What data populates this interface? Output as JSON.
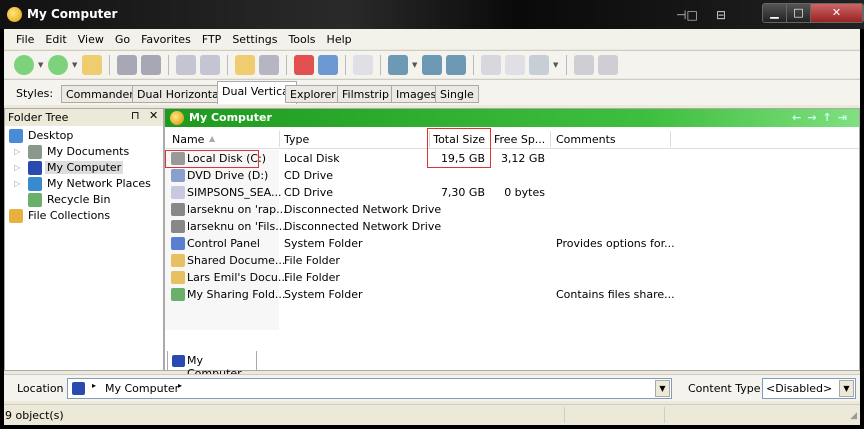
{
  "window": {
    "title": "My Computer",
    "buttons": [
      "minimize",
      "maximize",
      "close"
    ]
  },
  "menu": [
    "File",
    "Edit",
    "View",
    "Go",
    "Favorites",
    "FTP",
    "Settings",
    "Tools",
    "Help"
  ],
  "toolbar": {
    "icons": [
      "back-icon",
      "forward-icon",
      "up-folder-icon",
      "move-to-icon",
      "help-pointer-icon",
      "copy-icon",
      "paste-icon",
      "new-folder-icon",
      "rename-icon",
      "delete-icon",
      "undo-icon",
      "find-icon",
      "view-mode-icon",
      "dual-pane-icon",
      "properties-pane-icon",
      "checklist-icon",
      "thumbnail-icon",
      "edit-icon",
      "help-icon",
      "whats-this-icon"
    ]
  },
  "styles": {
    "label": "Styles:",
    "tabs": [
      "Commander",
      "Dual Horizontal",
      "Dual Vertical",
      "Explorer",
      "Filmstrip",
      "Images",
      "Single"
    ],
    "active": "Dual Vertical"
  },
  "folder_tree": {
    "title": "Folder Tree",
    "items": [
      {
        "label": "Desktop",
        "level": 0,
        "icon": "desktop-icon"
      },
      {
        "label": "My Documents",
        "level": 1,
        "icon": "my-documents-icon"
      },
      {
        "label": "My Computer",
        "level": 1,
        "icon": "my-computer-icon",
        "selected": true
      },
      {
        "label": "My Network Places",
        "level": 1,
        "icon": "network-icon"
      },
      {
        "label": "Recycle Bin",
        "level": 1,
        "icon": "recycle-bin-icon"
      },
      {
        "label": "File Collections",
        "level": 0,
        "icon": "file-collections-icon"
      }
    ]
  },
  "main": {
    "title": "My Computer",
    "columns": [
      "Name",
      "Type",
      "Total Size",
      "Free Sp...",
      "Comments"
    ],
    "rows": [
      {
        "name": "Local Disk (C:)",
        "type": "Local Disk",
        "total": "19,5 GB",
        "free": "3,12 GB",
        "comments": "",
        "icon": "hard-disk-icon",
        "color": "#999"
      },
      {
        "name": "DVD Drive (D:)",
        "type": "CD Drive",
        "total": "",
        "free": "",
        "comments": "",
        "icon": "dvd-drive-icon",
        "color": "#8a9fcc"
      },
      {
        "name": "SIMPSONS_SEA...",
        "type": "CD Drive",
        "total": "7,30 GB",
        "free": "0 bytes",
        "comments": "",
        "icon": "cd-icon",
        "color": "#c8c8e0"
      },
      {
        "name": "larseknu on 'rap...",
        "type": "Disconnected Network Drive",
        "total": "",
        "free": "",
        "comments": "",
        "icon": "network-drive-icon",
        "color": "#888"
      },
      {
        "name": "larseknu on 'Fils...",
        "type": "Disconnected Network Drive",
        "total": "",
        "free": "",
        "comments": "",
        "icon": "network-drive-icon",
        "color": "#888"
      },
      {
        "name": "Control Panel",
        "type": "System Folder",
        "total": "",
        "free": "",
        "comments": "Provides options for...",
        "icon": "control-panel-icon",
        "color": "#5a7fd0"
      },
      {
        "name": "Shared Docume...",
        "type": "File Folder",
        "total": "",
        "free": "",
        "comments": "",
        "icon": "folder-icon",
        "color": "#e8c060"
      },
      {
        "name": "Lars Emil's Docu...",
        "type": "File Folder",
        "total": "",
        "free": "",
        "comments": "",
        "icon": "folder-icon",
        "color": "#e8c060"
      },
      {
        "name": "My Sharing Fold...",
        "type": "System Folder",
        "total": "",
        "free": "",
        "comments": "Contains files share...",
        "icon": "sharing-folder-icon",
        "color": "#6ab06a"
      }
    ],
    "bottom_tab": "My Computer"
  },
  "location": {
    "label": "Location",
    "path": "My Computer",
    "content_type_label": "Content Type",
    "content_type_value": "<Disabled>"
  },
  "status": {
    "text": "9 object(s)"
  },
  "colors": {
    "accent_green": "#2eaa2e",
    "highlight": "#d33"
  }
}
============
▶ **Task instructions**
Filter the data, keeping only the lines that contain "Vertical".

▶ **Full answer**
      "Dual Vertical",
    "active": "Dual Vertical"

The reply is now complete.